WHAT IS ASKED: Copy the lines holding the word "this", all of them.

DATASET EXCERPTS:
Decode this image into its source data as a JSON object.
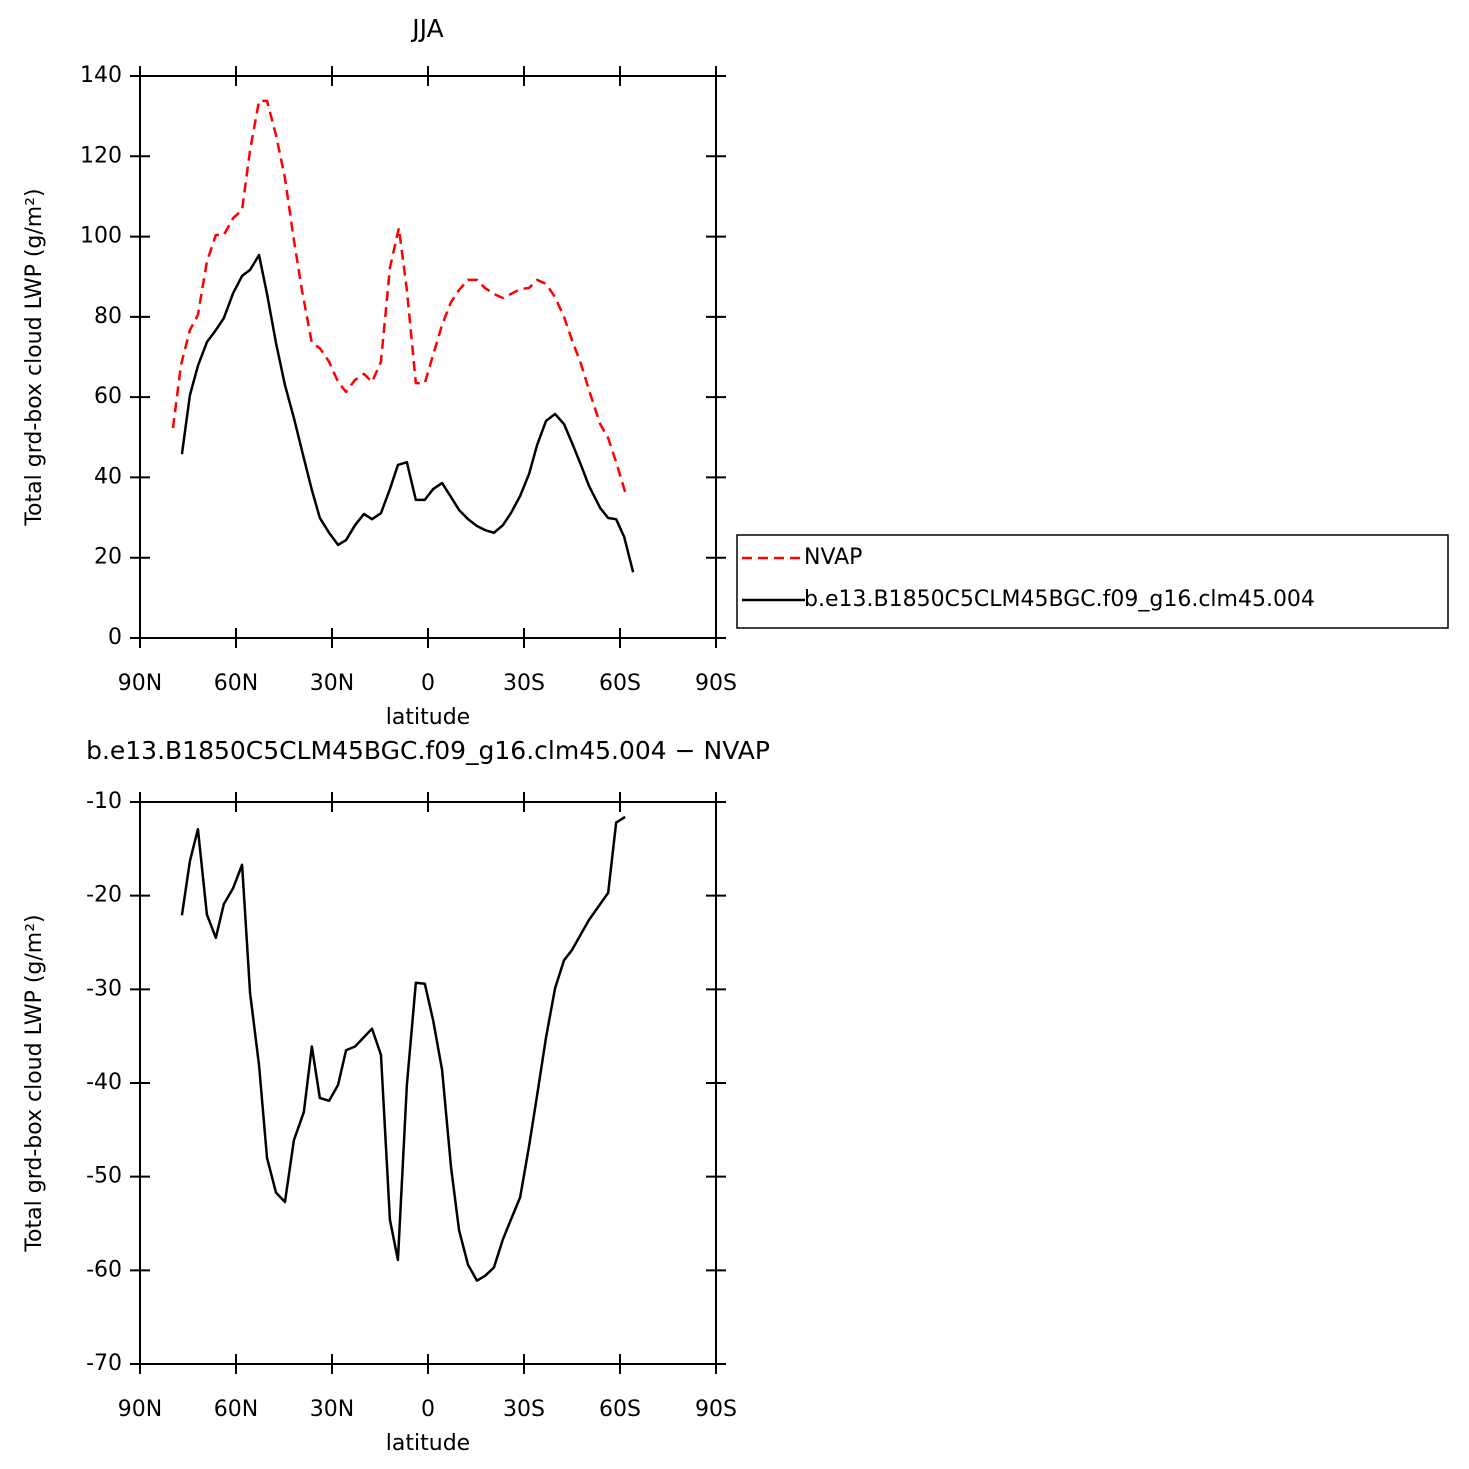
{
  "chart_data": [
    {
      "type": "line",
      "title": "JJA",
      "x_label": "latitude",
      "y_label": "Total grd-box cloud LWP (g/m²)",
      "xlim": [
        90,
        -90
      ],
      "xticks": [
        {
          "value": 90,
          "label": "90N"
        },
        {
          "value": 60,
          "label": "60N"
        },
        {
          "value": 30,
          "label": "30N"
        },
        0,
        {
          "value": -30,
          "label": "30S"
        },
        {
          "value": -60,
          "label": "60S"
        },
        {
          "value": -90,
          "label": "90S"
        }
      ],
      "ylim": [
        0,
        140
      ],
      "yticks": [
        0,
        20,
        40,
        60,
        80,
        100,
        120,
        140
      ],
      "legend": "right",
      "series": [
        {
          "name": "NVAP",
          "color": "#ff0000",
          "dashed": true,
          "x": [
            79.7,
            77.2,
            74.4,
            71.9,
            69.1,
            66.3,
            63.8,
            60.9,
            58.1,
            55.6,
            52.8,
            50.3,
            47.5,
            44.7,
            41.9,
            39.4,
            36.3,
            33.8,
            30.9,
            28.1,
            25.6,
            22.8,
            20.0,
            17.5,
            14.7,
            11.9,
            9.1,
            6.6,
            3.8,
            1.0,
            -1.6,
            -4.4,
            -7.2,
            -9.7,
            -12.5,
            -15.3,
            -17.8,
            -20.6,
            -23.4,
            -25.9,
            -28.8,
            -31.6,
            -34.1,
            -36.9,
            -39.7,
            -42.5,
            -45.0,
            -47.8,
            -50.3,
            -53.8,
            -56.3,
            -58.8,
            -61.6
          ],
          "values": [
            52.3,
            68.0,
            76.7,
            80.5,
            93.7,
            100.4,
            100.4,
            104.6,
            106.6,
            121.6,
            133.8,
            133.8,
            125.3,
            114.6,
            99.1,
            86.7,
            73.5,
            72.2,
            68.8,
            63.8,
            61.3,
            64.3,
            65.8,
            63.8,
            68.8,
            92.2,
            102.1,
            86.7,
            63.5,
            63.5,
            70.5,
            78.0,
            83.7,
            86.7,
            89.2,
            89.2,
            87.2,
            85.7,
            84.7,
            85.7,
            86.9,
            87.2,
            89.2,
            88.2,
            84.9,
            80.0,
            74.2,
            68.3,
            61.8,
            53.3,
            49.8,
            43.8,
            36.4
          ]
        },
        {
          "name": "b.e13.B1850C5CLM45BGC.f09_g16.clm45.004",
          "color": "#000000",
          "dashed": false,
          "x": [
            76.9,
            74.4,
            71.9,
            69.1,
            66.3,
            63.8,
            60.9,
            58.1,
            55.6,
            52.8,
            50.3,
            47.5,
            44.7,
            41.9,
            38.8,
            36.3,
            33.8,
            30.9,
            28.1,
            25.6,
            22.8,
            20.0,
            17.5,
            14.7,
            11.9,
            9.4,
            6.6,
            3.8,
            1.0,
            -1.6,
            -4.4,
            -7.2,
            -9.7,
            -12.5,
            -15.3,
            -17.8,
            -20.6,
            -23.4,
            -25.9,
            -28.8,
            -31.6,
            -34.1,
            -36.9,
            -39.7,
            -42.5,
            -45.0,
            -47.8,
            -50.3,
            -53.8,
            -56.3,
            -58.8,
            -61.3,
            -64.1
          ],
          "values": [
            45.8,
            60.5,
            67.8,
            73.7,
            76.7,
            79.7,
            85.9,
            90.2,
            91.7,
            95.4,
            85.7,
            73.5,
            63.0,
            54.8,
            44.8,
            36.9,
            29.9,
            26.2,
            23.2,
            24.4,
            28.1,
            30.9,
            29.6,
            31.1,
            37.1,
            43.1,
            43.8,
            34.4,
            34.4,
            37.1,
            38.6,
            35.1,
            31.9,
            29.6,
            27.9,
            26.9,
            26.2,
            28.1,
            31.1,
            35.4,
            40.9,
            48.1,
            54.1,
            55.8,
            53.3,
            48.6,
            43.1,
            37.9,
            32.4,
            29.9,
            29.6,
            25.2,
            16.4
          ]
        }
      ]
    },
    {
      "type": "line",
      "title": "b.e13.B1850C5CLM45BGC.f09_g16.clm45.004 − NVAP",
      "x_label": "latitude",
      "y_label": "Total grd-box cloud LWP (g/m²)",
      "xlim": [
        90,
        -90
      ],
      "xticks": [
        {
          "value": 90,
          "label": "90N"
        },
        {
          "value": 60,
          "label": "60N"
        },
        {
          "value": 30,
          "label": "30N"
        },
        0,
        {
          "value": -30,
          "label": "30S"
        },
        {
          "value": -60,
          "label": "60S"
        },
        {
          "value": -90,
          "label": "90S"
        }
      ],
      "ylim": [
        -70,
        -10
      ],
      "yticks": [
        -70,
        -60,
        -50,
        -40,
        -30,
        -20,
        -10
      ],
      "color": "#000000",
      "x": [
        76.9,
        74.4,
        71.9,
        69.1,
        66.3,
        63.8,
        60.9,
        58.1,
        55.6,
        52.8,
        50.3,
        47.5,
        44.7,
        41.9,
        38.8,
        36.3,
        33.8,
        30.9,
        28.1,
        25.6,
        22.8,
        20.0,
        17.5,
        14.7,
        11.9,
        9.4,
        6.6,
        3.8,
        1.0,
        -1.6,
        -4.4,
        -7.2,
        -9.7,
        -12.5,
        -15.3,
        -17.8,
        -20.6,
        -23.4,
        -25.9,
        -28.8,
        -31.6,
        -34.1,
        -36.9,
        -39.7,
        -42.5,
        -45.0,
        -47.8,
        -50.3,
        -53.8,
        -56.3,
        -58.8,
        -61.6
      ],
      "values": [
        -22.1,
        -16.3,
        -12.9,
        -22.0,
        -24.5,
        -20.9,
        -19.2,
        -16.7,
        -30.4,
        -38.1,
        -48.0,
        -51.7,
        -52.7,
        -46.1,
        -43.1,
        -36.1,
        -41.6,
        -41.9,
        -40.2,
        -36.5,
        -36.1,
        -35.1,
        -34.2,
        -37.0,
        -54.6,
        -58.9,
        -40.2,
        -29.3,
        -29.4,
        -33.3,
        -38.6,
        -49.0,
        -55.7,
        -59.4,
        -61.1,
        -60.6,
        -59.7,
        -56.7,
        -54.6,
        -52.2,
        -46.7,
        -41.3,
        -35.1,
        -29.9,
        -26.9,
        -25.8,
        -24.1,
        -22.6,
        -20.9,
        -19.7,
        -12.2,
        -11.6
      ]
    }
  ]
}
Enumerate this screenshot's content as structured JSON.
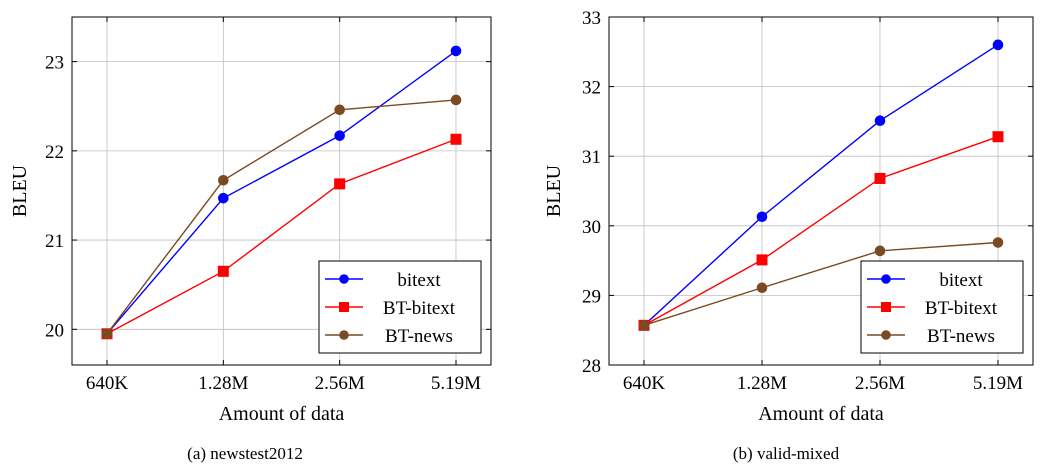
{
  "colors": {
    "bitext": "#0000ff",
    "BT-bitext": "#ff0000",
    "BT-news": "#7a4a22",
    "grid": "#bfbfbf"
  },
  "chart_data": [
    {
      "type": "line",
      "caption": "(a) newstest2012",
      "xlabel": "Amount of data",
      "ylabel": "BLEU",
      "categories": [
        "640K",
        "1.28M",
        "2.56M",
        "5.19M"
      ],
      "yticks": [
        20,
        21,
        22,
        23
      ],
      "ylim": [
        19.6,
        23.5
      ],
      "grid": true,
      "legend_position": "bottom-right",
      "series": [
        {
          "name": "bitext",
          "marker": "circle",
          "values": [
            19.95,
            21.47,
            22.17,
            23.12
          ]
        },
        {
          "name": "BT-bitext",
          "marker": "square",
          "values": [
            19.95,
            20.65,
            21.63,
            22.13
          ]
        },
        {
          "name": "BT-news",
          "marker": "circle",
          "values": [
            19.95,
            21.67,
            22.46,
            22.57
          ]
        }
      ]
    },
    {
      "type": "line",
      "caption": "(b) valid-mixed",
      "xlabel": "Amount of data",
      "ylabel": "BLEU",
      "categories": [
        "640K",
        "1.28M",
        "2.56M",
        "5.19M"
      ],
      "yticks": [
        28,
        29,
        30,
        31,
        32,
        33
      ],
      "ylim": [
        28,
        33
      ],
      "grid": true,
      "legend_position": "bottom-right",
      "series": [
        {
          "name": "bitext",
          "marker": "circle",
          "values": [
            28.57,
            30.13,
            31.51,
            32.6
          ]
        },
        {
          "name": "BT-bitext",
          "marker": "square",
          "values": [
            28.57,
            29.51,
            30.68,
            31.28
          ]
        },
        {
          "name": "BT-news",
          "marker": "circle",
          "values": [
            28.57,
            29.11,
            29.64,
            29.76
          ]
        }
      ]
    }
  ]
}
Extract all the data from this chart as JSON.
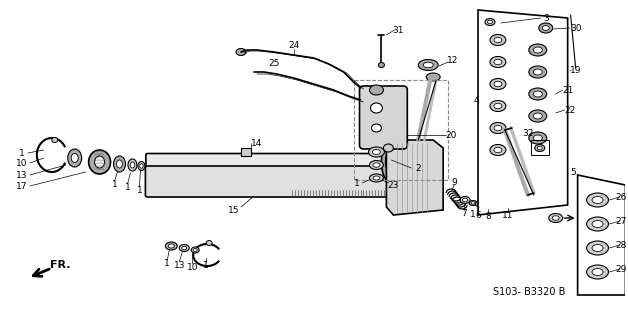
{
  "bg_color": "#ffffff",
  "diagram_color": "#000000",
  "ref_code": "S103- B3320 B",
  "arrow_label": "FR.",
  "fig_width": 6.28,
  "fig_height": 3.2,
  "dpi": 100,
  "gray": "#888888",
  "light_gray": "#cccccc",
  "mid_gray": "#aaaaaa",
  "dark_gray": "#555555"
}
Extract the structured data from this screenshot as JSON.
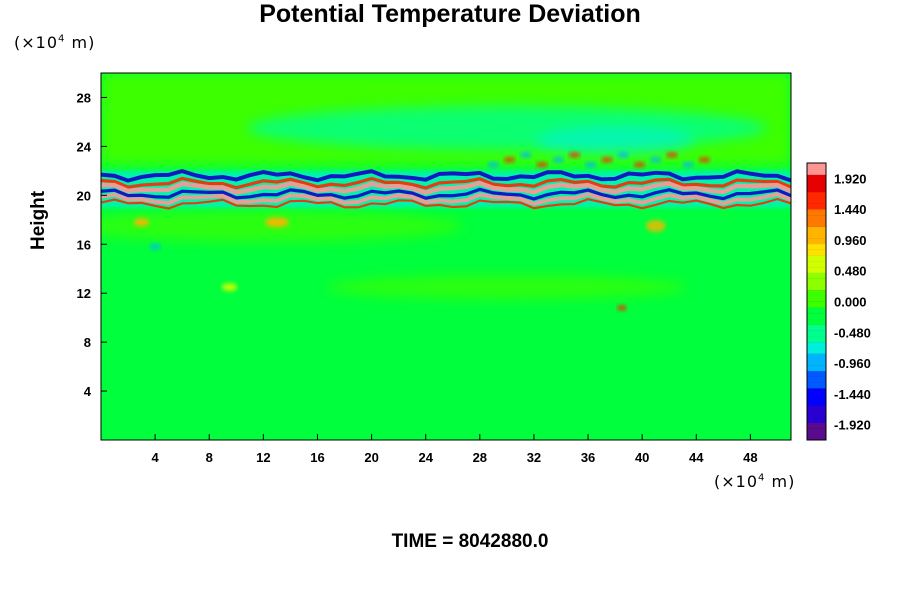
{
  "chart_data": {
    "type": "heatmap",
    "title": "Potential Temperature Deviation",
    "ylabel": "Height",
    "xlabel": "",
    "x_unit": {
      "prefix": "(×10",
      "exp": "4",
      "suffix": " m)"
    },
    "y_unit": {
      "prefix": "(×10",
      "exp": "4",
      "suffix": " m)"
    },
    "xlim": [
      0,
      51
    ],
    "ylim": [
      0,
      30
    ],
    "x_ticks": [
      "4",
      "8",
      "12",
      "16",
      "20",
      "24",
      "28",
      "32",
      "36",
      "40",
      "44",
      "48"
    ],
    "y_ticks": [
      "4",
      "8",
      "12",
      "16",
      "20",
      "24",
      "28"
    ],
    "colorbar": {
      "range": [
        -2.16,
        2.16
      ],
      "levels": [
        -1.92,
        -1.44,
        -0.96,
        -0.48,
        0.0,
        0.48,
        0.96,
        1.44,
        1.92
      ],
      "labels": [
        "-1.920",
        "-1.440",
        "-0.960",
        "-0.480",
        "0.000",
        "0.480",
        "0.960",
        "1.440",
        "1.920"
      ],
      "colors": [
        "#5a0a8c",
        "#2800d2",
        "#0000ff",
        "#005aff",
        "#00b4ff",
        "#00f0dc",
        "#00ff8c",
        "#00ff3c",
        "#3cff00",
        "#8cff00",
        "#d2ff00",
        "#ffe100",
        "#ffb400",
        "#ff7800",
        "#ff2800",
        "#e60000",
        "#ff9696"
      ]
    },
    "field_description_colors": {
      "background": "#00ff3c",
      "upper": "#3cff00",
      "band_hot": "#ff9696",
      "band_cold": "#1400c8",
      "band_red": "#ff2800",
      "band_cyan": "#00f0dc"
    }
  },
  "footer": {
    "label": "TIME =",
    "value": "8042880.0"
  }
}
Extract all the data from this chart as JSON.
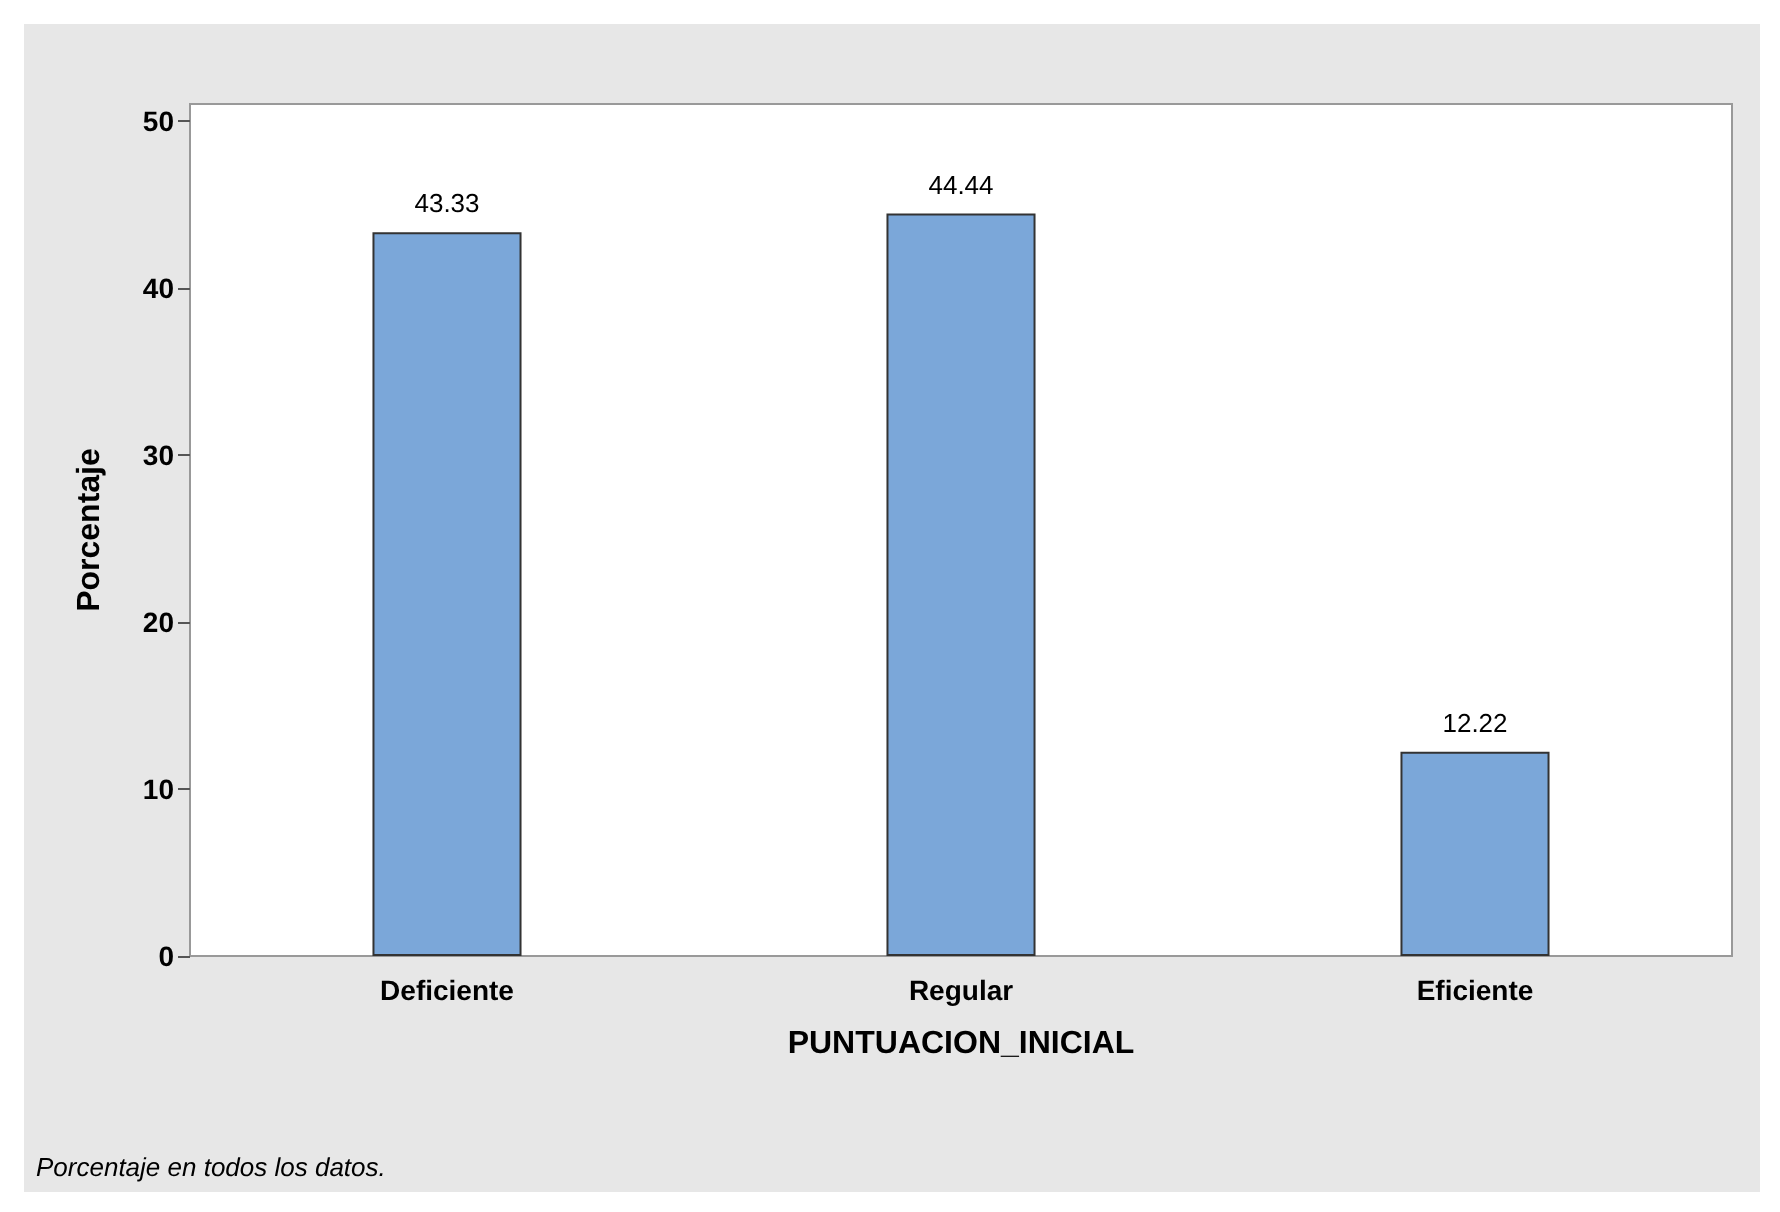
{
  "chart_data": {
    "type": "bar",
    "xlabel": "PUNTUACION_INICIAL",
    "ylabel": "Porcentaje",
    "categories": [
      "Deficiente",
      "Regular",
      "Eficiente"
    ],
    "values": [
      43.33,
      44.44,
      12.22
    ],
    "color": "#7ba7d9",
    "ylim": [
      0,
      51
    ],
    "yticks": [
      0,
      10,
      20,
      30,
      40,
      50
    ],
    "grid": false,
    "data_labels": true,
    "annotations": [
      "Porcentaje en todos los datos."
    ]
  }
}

COMPLETE ANSWER:
Decode this image into its source data as a JSON object.
Enumerate this screenshot's content as structured JSON.
Extract all the data from this chart as JSON.
Extract the structured data from this screenshot as JSON.
Extract all the data from this chart as JSON.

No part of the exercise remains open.